*** DATA SUPPLIED ***
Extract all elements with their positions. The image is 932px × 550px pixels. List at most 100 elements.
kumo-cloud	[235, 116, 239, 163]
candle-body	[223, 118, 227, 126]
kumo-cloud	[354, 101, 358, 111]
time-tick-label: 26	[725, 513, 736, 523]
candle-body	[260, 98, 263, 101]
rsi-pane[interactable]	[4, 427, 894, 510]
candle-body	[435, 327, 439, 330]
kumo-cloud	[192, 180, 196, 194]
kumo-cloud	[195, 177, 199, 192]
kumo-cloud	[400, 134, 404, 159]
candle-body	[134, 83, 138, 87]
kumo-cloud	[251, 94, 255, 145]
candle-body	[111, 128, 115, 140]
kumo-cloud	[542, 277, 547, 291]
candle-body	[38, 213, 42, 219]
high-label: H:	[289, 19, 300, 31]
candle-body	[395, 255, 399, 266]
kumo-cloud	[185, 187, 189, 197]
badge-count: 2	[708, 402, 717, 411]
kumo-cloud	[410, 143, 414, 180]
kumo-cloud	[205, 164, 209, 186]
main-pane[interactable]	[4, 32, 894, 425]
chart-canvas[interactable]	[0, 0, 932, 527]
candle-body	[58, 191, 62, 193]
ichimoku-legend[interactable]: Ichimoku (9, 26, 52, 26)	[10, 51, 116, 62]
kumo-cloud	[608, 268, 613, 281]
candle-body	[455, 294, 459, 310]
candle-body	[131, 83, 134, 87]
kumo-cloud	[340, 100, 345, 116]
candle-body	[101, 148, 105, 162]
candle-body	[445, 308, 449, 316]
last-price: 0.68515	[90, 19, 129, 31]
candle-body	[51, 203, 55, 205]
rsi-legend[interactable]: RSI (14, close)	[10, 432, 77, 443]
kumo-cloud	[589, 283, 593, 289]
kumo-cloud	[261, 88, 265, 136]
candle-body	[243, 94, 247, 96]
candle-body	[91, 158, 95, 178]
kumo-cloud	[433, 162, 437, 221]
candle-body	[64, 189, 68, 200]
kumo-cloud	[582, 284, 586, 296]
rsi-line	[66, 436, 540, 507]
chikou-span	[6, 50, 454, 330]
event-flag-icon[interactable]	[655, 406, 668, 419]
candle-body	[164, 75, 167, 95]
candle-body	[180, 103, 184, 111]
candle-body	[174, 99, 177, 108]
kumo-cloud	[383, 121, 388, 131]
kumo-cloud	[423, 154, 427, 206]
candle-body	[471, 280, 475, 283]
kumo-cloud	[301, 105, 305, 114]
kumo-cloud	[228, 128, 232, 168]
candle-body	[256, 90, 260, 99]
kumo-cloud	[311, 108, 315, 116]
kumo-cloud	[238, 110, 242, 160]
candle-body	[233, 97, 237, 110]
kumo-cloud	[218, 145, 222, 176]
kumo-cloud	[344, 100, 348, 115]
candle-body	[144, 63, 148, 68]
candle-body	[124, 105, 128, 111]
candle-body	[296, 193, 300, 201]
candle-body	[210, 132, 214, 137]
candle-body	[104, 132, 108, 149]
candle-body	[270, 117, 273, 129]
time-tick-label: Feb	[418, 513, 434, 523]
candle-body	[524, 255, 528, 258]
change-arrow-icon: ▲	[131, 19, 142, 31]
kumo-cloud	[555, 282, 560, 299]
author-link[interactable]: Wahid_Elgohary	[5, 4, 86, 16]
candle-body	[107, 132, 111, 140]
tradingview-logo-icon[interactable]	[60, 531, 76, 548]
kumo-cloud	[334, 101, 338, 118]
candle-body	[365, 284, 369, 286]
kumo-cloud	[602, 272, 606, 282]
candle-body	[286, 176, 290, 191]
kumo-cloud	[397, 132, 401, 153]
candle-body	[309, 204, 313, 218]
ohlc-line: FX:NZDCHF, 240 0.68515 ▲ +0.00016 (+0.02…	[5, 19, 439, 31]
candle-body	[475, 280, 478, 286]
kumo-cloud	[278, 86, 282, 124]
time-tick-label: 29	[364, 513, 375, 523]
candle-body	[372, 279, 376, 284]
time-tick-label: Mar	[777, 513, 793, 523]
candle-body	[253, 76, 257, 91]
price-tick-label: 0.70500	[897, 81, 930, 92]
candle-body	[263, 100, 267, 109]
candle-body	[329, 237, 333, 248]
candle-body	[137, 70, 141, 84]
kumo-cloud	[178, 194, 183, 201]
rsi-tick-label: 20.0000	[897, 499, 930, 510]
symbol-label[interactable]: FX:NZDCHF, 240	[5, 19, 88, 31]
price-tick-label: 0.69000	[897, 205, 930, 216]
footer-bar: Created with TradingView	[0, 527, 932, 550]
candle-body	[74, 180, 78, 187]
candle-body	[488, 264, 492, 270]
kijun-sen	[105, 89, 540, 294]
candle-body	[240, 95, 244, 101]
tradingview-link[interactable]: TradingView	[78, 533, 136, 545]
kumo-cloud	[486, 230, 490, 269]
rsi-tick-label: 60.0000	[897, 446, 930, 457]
***
> _JOB_
Rewrite all of the lines above, changing every "kumo-cloud" to "ichimoku-cloud" and keeping everything else the same.

> _ANSWER BELOW_
Extract all elements with their positions. The image is 932px × 550px pixels. List at most 100 elements.
ichimoku-cloud	[235, 116, 239, 163]
candle-body	[223, 118, 227, 126]
ichimoku-cloud	[354, 101, 358, 111]
time-tick-label: 26	[725, 513, 736, 523]
candle-body	[260, 98, 263, 101]
rsi-pane[interactable]	[4, 427, 894, 510]
candle-body	[435, 327, 439, 330]
ichimoku-cloud	[192, 180, 196, 194]
ichimoku-cloud	[195, 177, 199, 192]
ichimoku-cloud	[400, 134, 404, 159]
candle-body	[134, 83, 138, 87]
ichimoku-cloud	[251, 94, 255, 145]
candle-body	[111, 128, 115, 140]
ichimoku-cloud	[542, 277, 547, 291]
candle-body	[38, 213, 42, 219]
high-label: H:	[289, 19, 300, 31]
candle-body	[395, 255, 399, 266]
ichimoku-cloud	[185, 187, 189, 197]
badge-count: 2	[708, 402, 717, 411]
ichimoku-cloud	[410, 143, 414, 180]
ichimoku-cloud	[205, 164, 209, 186]
main-pane[interactable]	[4, 32, 894, 425]
chart-canvas[interactable]	[0, 0, 932, 527]
candle-body	[58, 191, 62, 193]
ichimoku-legend[interactable]: Ichimoku (9, 26, 52, 26)	[10, 51, 116, 62]
ichimoku-cloud	[608, 268, 613, 281]
candle-body	[455, 294, 459, 310]
candle-body	[131, 83, 134, 87]
ichimoku-cloud	[340, 100, 345, 116]
candle-body	[101, 148, 105, 162]
candle-body	[445, 308, 449, 316]
last-price: 0.68515	[90, 19, 129, 31]
candle-body	[51, 203, 55, 205]
rsi-legend[interactable]: RSI (14, close)	[10, 432, 77, 443]
ichimoku-cloud	[589, 283, 593, 289]
ichimoku-cloud	[261, 88, 265, 136]
candle-body	[243, 94, 247, 96]
candle-body	[91, 158, 95, 178]
ichimoku-cloud	[433, 162, 437, 221]
candle-body	[64, 189, 68, 200]
ichimoku-cloud	[582, 284, 586, 296]
rsi-line	[66, 436, 540, 507]
chikou-span	[6, 50, 454, 330]
event-flag-icon[interactable]	[655, 406, 668, 419]
candle-body	[164, 75, 167, 95]
candle-body	[180, 103, 184, 111]
candle-body	[174, 99, 177, 108]
ichimoku-cloud	[383, 121, 388, 131]
ichimoku-cloud	[423, 154, 427, 206]
candle-body	[471, 280, 475, 283]
ichimoku-cloud	[301, 105, 305, 114]
ichimoku-cloud	[228, 128, 232, 168]
candle-body	[256, 90, 260, 99]
ichimoku-cloud	[311, 108, 315, 116]
ichimoku-cloud	[238, 110, 242, 160]
candle-body	[233, 97, 237, 110]
ichimoku-cloud	[218, 145, 222, 176]
ichimoku-cloud	[344, 100, 348, 115]
candle-body	[144, 63, 148, 68]
candle-body	[124, 105, 128, 111]
candle-body	[296, 193, 300, 201]
candle-body	[210, 132, 214, 137]
candle-body	[104, 132, 108, 149]
candle-body	[270, 117, 273, 129]
time-tick-label: Feb	[418, 513, 434, 523]
candle-body	[524, 255, 528, 258]
change-arrow-icon: ▲	[131, 19, 142, 31]
ichimoku-cloud	[555, 282, 560, 299]
author-link[interactable]: Wahid_Elgohary	[5, 4, 86, 16]
candle-body	[107, 132, 111, 140]
tradingview-logo-icon[interactable]	[60, 531, 76, 548]
ichimoku-cloud	[334, 101, 338, 118]
candle-body	[365, 284, 369, 286]
ichimoku-cloud	[602, 272, 606, 282]
candle-body	[286, 176, 290, 191]
ichimoku-cloud	[397, 132, 401, 153]
candle-body	[309, 204, 313, 218]
ohlc-line: FX:NZDCHF, 240 0.68515 ▲ +0.00016 (+0.02…	[5, 19, 439, 31]
candle-body	[475, 280, 478, 286]
ichimoku-cloud	[278, 86, 282, 124]
time-tick-label: 29	[364, 513, 375, 523]
candle-body	[372, 279, 376, 284]
time-tick-label: Mar	[777, 513, 793, 523]
candle-body	[253, 76, 257, 91]
price-tick-label: 0.70500	[897, 81, 930, 92]
candle-body	[263, 100, 267, 109]
candle-body	[329, 237, 333, 248]
candle-body	[137, 70, 141, 84]
ichimoku-cloud	[178, 194, 183, 201]
rsi-tick-label: 20.0000	[897, 499, 930, 510]
symbol-label[interactable]: FX:NZDCHF, 240	[5, 19, 88, 31]
price-tick-label: 0.69000	[897, 205, 930, 216]
footer-bar: Created with TradingView	[0, 527, 932, 550]
candle-body	[74, 180, 78, 187]
candle-body	[488, 264, 492, 270]
kijun-sen	[105, 89, 540, 294]
candle-body	[240, 95, 244, 101]
tradingview-link[interactable]: TradingView	[78, 533, 136, 545]
ichimoku-cloud	[486, 230, 490, 269]
rsi-tick-label: 60.0000	[897, 446, 930, 457]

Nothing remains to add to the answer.